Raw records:
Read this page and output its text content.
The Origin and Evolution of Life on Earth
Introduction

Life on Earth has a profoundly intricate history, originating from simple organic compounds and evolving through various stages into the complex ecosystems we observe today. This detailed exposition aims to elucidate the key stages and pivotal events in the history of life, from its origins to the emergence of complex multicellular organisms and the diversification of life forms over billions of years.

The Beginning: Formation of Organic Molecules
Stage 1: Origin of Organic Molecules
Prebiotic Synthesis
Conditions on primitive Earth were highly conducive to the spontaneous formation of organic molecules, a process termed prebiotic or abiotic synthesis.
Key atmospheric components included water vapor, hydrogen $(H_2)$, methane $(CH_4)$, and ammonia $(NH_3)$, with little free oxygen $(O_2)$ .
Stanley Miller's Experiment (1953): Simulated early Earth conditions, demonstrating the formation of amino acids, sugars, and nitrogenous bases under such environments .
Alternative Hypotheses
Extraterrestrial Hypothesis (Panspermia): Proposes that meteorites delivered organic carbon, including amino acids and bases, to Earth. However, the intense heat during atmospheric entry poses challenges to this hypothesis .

PROBLEM DESCRIPTION: Exactly reproduce all of the entries.

THE OUTPUT:
Read this page and output its text content.
The Origin and Evolution of Life on Earth
Introduction

Life on Earth has a profoundly intricate history, originating from simple organic compounds and evolving through various stages into the complex ecosystems we observe today. This detailed exposition aims to elucidate the key stages and pivotal events in the history of life, from its origins to the emergence of complex multicellular organisms and the diversification of life forms over billions of years.

The Beginning: Formation of Organic Molecules
Stage 1: Origin of Organic Molecules
Prebiotic Synthesis
Conditions on primitive Earth were highly conducive to the spontaneous formation of organic molecules, a process termed prebiotic or abiotic synthesis.
Key atmospheric components included water vapor, hydrogen $(H_2)$, methane $(CH_4)$, and ammonia $(NH_3)$, with little free oxygen $(O_2)$ .
Stanley Miller's Experiment (1953): Simulated early Earth conditions, demonstrating the formation of amino acids, sugars, and nitrogenous bases under such environments .
Alternative Hypotheses
Extraterrestrial Hypothesis (Panspermia): Proposes that meteorites delivered organic carbon, including amino acids and bases, to Earth. However, the intense heat during atmospheric entry poses challenges to this hypothesis .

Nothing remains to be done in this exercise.